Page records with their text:
---*---

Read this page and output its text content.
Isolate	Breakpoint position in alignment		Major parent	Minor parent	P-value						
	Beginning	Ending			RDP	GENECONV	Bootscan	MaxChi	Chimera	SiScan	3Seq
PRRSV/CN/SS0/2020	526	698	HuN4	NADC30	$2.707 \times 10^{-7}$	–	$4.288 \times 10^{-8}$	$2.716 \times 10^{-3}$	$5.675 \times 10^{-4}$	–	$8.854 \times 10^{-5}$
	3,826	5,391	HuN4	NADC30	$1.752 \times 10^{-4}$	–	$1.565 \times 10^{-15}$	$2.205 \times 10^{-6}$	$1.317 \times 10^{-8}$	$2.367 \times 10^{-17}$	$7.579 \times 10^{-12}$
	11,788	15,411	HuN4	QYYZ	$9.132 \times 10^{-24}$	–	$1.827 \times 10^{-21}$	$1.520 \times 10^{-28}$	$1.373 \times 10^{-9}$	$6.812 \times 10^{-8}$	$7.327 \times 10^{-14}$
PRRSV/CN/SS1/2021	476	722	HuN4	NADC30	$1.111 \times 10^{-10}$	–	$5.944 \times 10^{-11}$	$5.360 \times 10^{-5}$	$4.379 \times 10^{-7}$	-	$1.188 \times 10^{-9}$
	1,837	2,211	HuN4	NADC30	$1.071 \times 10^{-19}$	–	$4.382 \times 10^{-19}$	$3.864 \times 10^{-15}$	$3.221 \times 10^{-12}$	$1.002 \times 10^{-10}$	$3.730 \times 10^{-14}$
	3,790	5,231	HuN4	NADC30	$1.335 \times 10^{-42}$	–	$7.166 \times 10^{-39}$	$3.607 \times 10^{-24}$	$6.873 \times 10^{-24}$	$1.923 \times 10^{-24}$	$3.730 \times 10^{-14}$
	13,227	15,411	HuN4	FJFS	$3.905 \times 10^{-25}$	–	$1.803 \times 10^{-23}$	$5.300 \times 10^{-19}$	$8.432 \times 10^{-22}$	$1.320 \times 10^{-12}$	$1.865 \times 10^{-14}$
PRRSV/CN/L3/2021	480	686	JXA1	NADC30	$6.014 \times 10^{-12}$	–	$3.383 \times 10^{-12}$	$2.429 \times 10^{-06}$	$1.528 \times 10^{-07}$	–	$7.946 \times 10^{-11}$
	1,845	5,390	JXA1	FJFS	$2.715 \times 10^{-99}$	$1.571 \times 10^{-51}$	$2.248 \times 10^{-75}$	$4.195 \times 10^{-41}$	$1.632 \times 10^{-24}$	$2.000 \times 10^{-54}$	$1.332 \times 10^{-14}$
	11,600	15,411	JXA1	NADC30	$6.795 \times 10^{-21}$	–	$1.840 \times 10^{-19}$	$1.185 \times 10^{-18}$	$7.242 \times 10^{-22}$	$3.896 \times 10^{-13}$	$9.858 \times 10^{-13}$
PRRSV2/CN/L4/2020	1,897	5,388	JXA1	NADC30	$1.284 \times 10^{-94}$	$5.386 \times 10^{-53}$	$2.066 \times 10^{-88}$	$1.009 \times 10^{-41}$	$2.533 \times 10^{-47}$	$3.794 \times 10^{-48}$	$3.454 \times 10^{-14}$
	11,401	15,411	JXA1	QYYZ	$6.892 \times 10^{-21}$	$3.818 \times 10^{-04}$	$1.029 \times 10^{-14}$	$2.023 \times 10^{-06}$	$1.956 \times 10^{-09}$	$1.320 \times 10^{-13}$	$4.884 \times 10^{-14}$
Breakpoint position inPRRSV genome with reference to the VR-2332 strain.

---*---

### EXERCISE REQUIREMENTS
Your answer must consist of every line above, reproduced exactly.

### TASK SOLUTION
Read this page and output its text content.
Isolate	Breakpoint position in alignment		Major parent	Minor parent	P-value						
	Beginning	Ending			RDP	GENECONV	Bootscan	MaxChi	Chimera	SiScan	3Seq
PRRSV/CN/SS0/2020	526	698	HuN4	NADC30	$2.707 \times 10^{-7}$	–	$4.288 \times 10^{-8}$	$2.716 \times 10^{-3}$	$5.675 \times 10^{-4}$	–	$8.854 \times 10^{-5}$
	3,826	5,391	HuN4	NADC30	$1.752 \times 10^{-4}$	–	$1.565 \times 10^{-15}$	$2.205 \times 10^{-6}$	$1.317 \times 10^{-8}$	$2.367 \times 10^{-17}$	$7.579 \times 10^{-12}$
	11,788	15,411	HuN4	QYYZ	$9.132 \times 10^{-24}$	–	$1.827 \times 10^{-21}$	$1.520 \times 10^{-28}$	$1.373 \times 10^{-9}$	$6.812 \times 10^{-8}$	$7.327 \times 10^{-14}$
PRRSV/CN/SS1/2021	476	722	HuN4	NADC30	$1.111 \times 10^{-10}$	–	$5.944 \times 10^{-11}$	$5.360 \times 10^{-5}$	$4.379 \times 10^{-7}$	-	$1.188 \times 10^{-9}$
	1,837	2,211	HuN4	NADC30	$1.071 \times 10^{-19}$	–	$4.382 \times 10^{-19}$	$3.864 \times 10^{-15}$	$3.221 \times 10^{-12}$	$1.002 \times 10^{-10}$	$3.730 \times 10^{-14}$
	3,790	5,231	HuN4	NADC30	$1.335 \times 10^{-42}$	–	$7.166 \times 10^{-39}$	$3.607 \times 10^{-24}$	$6.873 \times 10^{-24}$	$1.923 \times 10^{-24}$	$3.730 \times 10^{-14}$
	13,227	15,411	HuN4	FJFS	$3.905 \times 10^{-25}$	–	$1.803 \times 10^{-23}$	$5.300 \times 10^{-19}$	$8.432 \times 10^{-22}$	$1.320 \times 10^{-12}$	$1.865 \times 10^{-14}$
PRRSV/CN/L3/2021	480	686	JXA1	NADC30	$6.014 \times 10^{-12}$	–	$3.383 \times 10^{-12}$	$2.429 \times 10^{-06}$	$1.528 \times 10^{-07}$	–	$7.946 \times 10^{-11}$
	1,845	5,390	JXA1	FJFS	$2.715 \times 10^{-99}$	$1.571 \times 10^{-51}$	$2.248 \times 10^{-75}$	$4.195 \times 10^{-41}$	$1.632 \times 10^{-24}$	$2.000 \times 10^{-54}$	$1.332 \times 10^{-14}$
	11,600	15,411	JXA1	NADC30	$6.795 \times 10^{-21}$	–	$1.840 \times 10^{-19}$	$1.185 \times 10^{-18}$	$7.242 \times 10^{-22}$	$3.896 \times 10^{-13}$	$9.858 \times 10^{-13}$
PRRSV2/CN/L4/2020	1,897	5,388	JXA1	NADC30	$1.284 \times 10^{-94}$	$5.386 \times 10^{-53}$	$2.066 \times 10^{-88}$	$1.009 \times 10^{-41}$	$2.533 \times 10^{-47}$	$3.794 \times 10^{-48}$	$3.454 \times 10^{-14}$
	11,401	15,411	JXA1	QYYZ	$6.892 \times 10^{-21}$	$3.818 \times 10^{-04}$	$1.029 \times 10^{-14}$	$2.023 \times 10^{-06}$	$1.956 \times 10^{-09}$	$1.320 \times 10^{-13}$	$4.884 \times 10^{-14}$
Breakpoint position inPRRSV genome with reference to the VR-2332 strain.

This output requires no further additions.